Exercise goal: Scan the listing below and copy every line holding "others".

Dataset:
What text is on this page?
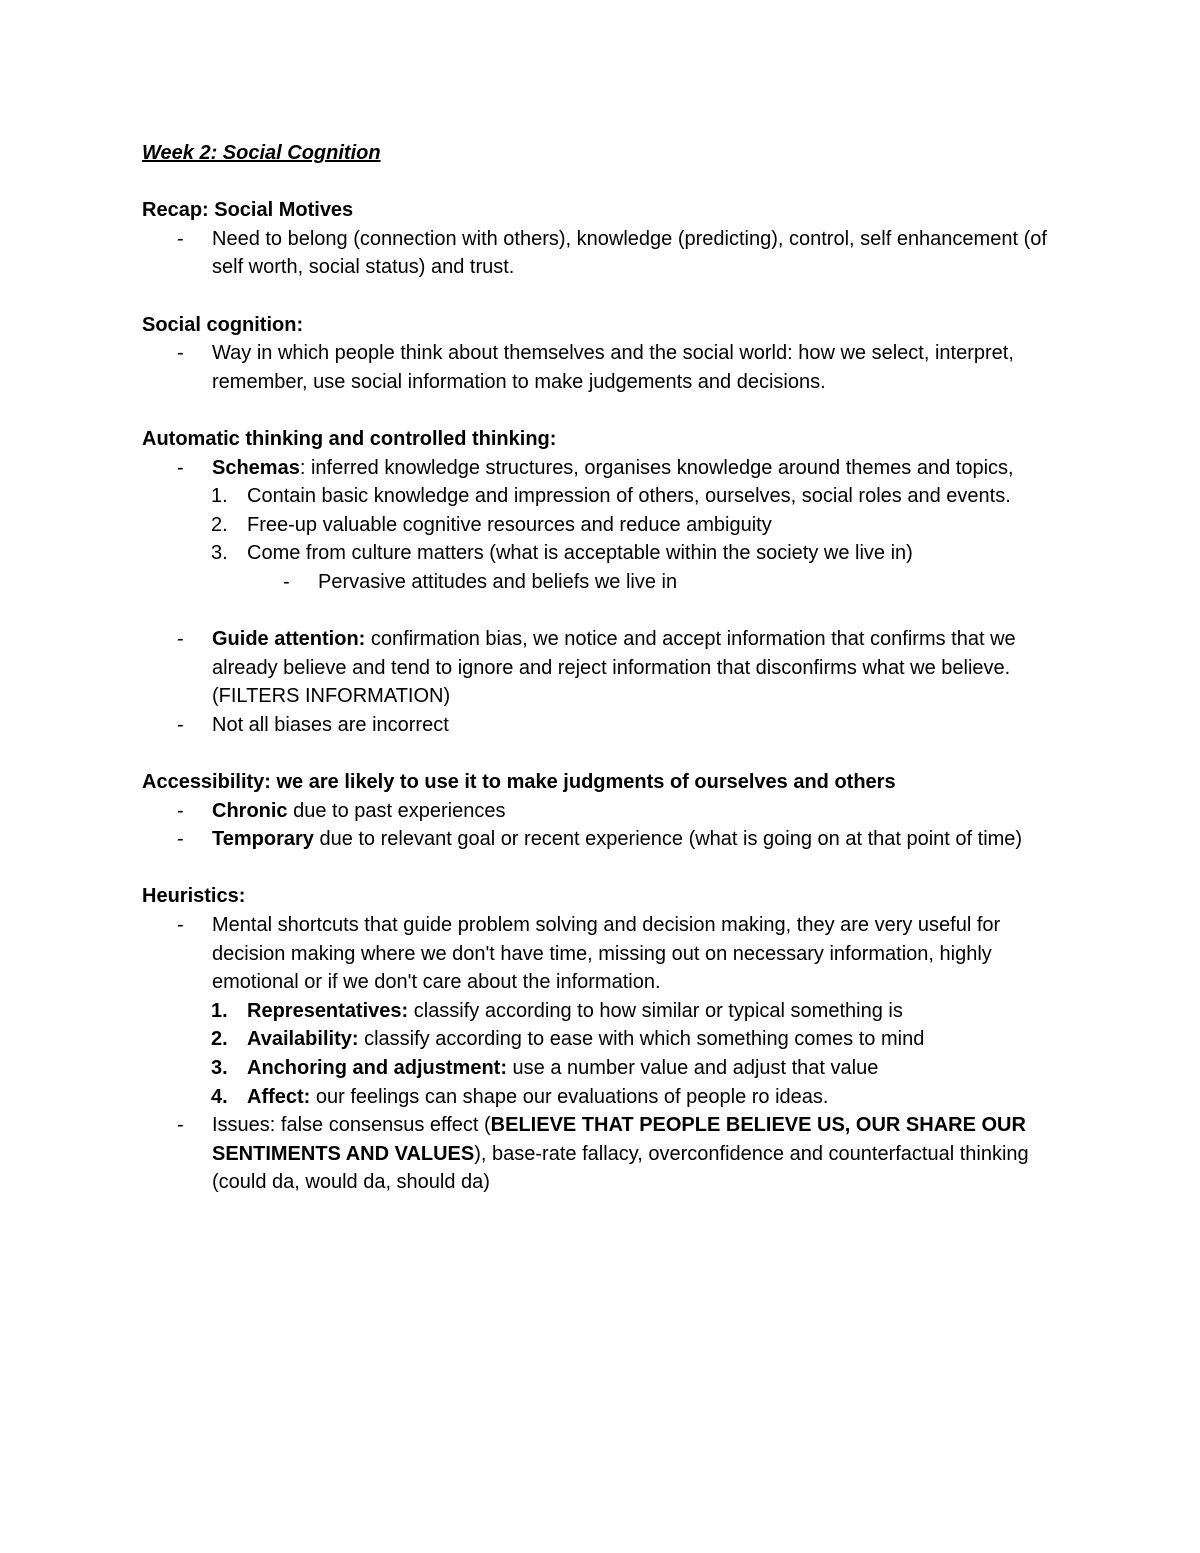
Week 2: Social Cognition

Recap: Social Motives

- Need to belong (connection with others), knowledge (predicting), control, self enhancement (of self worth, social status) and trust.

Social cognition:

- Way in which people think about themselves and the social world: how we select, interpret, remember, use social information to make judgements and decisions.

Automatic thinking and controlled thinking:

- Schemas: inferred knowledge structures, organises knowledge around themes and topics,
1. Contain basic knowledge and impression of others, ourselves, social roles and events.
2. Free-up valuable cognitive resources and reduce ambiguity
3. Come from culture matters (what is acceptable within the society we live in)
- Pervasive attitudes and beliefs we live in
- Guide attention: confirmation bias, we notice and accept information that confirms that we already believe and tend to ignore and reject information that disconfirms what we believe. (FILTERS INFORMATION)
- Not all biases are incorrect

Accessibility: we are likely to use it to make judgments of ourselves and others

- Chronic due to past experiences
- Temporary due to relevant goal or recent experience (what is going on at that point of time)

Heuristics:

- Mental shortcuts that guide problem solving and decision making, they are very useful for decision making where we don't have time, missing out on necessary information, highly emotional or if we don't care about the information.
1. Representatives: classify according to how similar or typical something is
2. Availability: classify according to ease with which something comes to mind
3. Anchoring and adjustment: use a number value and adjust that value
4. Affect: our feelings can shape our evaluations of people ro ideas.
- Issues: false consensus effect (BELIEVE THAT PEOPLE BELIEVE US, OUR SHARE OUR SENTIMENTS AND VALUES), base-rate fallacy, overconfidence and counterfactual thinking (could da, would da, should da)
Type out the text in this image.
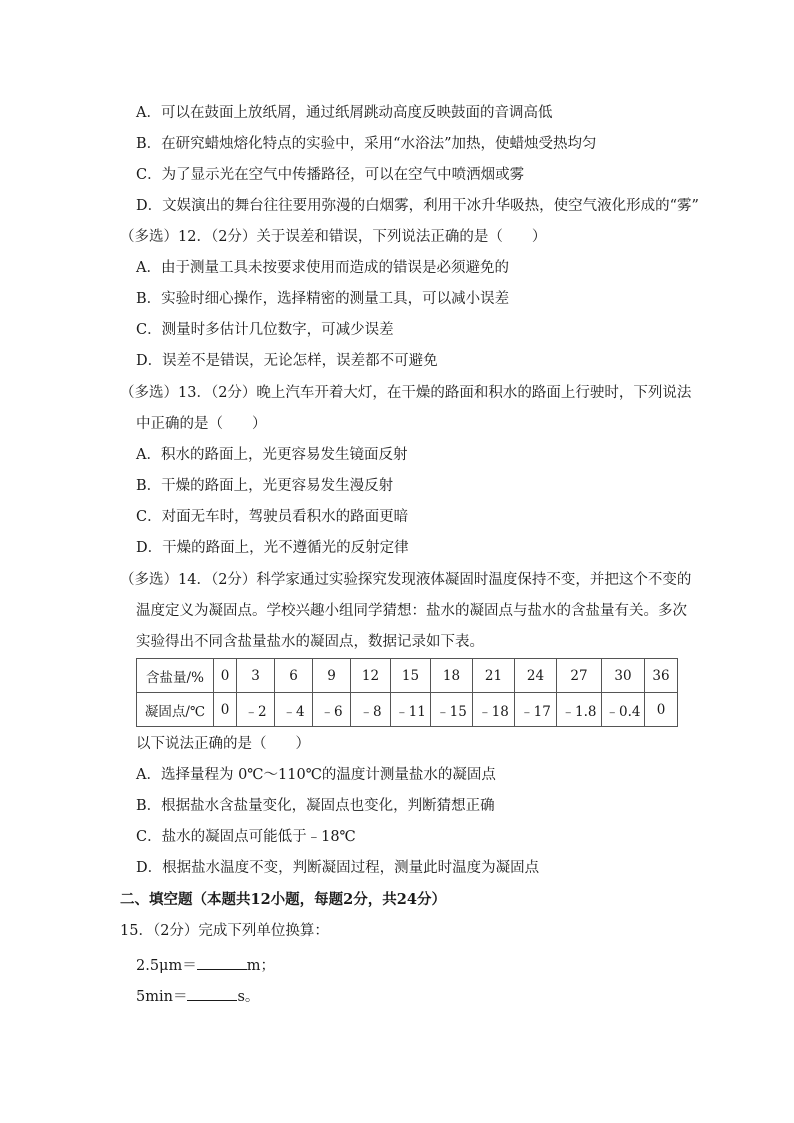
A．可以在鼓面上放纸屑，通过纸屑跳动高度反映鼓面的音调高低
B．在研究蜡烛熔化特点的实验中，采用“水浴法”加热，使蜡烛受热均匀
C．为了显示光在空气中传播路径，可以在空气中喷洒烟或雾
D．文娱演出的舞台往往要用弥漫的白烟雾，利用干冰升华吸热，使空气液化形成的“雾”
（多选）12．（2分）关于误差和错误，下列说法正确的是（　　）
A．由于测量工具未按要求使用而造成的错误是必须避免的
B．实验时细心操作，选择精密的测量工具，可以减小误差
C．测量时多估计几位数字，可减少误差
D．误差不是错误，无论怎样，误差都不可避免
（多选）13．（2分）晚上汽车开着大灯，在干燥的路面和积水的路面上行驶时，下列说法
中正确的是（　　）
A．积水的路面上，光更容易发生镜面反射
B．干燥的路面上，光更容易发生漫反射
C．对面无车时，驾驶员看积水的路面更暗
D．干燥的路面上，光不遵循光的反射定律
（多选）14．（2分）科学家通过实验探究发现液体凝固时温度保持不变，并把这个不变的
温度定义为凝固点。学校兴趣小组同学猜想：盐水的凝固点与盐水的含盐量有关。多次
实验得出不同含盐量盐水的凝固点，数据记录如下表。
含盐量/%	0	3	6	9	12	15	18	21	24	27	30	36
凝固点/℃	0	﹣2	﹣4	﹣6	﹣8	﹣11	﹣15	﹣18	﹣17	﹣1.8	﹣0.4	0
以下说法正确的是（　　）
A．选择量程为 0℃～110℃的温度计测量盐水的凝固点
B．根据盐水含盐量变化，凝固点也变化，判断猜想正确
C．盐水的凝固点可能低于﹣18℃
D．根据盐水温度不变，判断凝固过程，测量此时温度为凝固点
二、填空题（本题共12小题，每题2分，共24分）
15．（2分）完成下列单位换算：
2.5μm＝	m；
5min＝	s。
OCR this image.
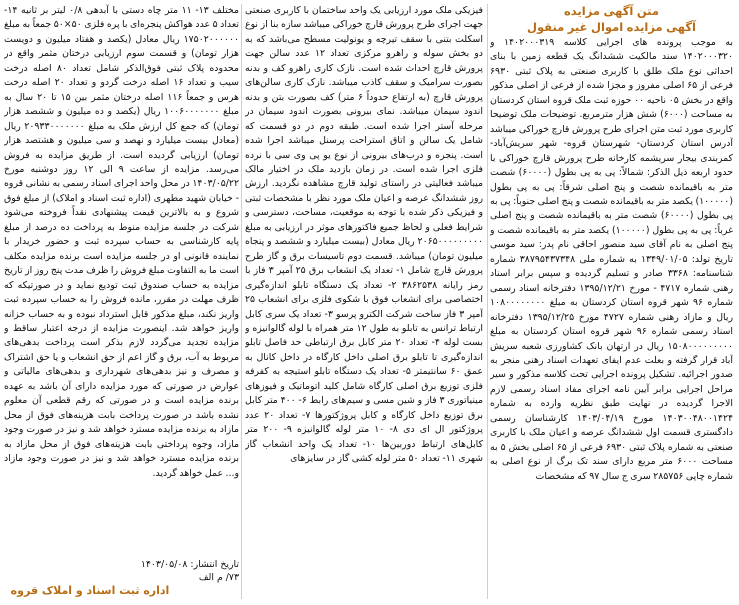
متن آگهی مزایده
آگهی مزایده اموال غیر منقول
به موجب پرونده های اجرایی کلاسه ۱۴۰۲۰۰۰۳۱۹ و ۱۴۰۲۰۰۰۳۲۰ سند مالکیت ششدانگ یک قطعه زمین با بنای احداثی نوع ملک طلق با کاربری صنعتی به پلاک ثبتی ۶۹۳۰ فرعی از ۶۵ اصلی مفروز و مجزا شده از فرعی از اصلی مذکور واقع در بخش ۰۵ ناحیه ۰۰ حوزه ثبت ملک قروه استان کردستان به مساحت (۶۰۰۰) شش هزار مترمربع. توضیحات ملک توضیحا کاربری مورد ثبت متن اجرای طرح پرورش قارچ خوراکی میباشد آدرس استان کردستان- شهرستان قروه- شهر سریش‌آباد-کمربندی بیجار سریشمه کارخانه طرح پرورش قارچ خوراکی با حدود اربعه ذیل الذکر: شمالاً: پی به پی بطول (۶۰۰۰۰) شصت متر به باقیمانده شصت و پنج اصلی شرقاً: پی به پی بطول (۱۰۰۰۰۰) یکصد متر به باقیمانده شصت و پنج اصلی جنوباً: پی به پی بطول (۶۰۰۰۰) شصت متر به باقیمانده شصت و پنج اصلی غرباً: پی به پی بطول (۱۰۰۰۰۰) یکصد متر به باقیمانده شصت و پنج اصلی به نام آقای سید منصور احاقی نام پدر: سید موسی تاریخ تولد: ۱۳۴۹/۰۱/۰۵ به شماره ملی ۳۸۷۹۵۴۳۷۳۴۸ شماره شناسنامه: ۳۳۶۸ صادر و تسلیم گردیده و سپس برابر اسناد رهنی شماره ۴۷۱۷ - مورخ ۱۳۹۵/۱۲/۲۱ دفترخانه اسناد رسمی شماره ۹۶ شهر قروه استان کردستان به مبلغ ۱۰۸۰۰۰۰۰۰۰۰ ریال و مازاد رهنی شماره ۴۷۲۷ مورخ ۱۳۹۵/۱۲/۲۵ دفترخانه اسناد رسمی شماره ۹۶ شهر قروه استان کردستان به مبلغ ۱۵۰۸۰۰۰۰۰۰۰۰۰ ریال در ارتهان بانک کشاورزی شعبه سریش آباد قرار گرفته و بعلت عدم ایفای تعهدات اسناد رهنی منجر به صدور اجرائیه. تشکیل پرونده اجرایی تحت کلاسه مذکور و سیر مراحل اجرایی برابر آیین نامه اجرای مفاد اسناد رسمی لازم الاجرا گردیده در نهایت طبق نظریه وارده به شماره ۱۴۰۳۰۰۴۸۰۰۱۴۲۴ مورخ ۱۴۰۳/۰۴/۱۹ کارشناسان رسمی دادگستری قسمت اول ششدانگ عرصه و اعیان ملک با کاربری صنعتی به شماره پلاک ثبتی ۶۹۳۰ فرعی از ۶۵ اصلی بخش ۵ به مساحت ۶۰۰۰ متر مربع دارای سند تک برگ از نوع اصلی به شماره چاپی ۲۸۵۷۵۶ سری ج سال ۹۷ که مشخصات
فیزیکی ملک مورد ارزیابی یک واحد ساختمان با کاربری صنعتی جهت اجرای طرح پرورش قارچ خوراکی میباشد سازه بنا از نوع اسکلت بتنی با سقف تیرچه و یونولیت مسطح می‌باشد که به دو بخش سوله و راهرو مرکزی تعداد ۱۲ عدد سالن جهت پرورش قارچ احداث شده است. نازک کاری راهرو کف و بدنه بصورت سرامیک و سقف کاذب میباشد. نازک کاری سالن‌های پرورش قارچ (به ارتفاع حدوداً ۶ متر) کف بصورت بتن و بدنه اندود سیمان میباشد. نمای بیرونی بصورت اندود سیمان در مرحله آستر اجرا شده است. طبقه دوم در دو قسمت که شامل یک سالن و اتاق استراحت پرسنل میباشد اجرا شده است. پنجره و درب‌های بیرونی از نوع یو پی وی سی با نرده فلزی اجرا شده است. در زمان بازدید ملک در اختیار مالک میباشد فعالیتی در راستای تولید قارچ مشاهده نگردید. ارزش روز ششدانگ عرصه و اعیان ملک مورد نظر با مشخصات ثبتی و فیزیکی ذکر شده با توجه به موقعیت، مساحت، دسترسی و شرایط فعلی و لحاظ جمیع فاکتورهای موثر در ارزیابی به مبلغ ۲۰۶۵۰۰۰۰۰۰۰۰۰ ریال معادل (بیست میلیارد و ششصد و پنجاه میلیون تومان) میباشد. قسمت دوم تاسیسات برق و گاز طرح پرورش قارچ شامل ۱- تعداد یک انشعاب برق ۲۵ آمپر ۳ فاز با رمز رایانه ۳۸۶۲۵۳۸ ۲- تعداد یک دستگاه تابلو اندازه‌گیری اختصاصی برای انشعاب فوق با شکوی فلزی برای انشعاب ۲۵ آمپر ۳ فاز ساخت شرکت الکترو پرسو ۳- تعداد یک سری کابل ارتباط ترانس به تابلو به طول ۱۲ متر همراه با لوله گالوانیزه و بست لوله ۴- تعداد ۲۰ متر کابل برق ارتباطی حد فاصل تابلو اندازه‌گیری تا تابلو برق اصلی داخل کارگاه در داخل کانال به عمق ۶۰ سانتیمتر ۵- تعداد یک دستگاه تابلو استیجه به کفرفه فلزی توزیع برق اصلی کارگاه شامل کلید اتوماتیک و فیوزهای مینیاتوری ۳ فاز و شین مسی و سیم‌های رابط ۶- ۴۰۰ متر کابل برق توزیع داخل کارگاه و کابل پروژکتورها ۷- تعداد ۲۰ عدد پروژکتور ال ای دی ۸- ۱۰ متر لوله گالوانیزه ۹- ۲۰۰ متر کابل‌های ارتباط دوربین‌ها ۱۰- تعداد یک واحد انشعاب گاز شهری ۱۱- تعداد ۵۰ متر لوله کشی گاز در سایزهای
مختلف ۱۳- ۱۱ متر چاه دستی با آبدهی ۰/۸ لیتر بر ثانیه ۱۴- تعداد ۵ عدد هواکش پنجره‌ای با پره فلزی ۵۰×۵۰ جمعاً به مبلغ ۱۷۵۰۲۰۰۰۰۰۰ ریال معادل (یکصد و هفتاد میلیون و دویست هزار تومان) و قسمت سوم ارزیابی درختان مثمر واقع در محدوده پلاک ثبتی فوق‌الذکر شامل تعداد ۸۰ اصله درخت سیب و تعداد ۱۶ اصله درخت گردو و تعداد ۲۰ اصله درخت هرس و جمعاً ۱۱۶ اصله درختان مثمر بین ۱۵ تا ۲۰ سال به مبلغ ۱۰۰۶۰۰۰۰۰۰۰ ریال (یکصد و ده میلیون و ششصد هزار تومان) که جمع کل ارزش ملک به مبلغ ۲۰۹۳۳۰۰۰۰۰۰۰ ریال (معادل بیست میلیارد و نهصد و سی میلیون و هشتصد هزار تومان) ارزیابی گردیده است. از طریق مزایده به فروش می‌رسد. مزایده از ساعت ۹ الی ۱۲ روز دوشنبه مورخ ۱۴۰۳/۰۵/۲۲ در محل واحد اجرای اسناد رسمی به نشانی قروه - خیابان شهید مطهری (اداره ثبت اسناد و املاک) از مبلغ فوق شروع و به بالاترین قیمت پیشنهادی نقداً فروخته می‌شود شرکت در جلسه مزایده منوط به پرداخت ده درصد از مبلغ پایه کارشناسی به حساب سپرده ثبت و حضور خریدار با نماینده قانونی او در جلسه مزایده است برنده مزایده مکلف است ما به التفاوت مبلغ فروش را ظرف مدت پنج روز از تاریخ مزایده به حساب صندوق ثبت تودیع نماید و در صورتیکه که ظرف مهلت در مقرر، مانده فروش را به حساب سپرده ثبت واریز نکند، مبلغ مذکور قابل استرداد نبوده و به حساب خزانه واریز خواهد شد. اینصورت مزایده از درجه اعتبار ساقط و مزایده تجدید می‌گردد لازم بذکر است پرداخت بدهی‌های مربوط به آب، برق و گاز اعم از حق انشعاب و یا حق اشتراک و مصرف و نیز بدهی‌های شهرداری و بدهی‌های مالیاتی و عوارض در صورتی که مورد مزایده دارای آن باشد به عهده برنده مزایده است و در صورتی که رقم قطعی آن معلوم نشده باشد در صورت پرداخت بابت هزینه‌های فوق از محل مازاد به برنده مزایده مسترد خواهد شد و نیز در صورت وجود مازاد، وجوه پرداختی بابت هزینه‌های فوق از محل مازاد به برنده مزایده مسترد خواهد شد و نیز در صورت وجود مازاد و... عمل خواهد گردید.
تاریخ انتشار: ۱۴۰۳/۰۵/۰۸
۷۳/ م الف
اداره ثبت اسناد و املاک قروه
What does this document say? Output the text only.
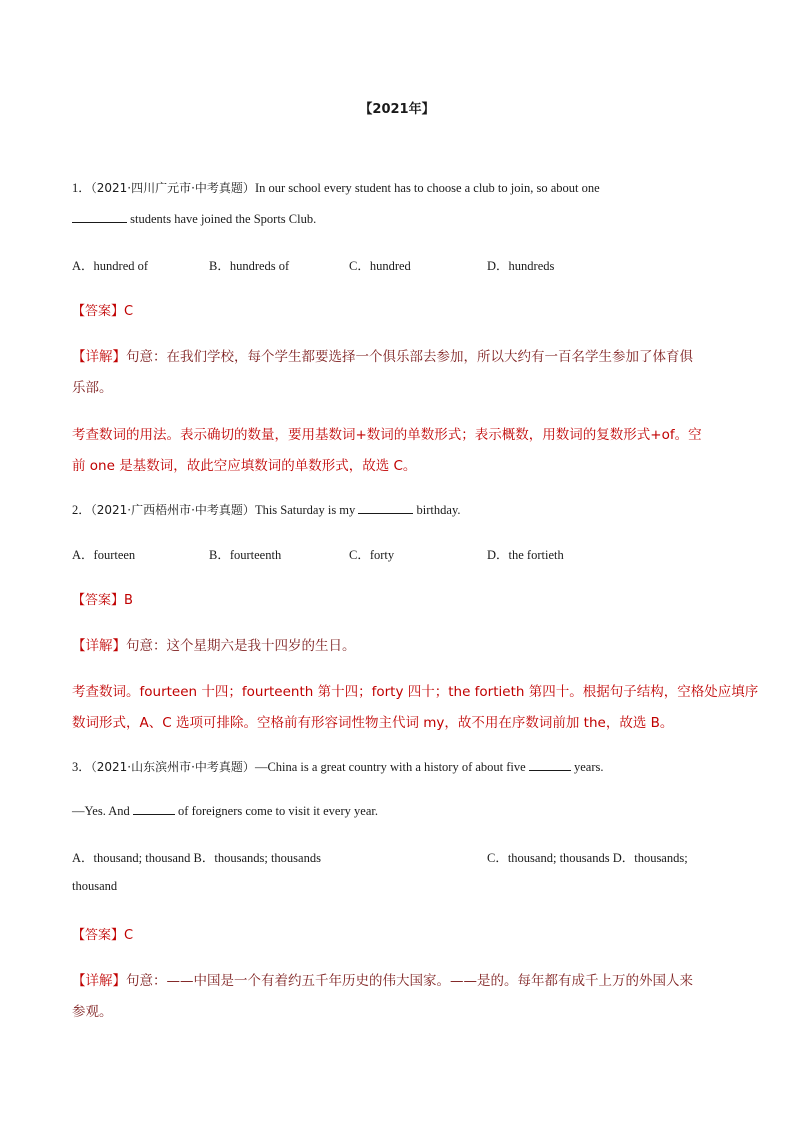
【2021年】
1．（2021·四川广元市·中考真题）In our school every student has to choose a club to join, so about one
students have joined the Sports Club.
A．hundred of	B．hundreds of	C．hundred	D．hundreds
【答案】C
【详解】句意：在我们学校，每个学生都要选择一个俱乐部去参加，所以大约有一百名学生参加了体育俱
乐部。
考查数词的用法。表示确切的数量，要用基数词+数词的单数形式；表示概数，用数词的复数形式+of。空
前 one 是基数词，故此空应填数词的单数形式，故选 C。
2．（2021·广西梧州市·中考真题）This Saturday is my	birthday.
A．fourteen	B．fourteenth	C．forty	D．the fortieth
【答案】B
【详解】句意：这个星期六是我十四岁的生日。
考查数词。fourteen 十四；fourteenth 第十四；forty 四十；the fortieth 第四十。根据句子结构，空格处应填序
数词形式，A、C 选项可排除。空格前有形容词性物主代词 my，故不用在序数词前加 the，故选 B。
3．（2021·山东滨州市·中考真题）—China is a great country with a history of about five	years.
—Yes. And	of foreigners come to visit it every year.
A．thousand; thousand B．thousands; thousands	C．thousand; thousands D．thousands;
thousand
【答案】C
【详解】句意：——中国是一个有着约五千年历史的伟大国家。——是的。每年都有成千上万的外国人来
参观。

Solution:
- Need to belong (connection with others), knowledge (predicting), control, self enhancement (of self worth, social status) and trust.
1. Contain basic knowledge and impression of others, ourselves, social roles and events.
Accessibility: we are likely to use it to make judgments of ourselves and others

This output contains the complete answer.